═════ Text ═════
Congressman Sanford Bishop

Representing the 2nd District of Georgia


Mr. BISHOP of Georgia. Madam Speaker, I rise today on behalf of
Americans affected by Sarcoidosis and other related inflammatory
diseases to observe April as National Sarcoidosis Awareness Month.
Sarcoidosis can affect any part of the body and cause serious
disabilities by forcing one's vital organs and central nervous system
to become hyperactive. While this rare and devastating disease annually
affects over 200,000 people throughout all demographics, there are
significant racial, gender, and age-related differences, as it
disproportionately impacts African-Americans, women, and individuals
between the ages of 20 and 40.
═════
▶ _Tasks_
1) From the Sarcoidosis statement:
(a) Which district does Congressman Sanford Bishop represent?
(b) Which month is observed as National Sarcoidosis Awareness Month?
(c) How many people does the disease affect each year?
2) Reproduce the Sarcoidosis statement word for word from "Mr. BISHOP of" to "Sarcoidosis Awareness Month.".
═════ Data supplied ═════
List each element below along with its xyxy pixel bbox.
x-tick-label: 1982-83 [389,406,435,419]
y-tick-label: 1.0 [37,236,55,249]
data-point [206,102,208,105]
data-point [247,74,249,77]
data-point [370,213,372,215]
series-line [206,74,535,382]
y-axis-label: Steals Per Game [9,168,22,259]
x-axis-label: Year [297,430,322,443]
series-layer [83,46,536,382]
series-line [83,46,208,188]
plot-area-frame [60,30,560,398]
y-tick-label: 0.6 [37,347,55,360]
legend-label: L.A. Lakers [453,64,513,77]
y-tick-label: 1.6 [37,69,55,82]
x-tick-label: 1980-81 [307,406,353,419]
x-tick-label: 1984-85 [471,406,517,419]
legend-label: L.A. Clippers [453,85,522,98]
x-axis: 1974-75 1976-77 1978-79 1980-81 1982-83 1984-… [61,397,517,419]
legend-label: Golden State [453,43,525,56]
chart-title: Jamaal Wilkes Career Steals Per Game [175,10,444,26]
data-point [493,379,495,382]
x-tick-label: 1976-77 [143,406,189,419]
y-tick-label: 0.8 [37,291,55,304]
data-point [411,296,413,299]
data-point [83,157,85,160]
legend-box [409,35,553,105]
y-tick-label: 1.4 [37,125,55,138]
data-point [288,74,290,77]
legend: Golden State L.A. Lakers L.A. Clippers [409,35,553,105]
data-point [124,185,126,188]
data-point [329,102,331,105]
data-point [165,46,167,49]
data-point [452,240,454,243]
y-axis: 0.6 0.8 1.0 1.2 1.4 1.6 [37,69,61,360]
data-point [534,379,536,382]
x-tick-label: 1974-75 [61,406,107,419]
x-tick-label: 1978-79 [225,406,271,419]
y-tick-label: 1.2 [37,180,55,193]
═════
▶ _Results of the tasks_
1)
(a) The 2nd District of Georgia.
(b) April.
(c) Over 200,000 people.

2)
Mr. BISHOP of Georgia. Madam Speaker, I rise today on behalf of
Americans affected by Sarcoidosis and other related inflammatory
diseases to observe April as National Sarcoidosis Awareness Month.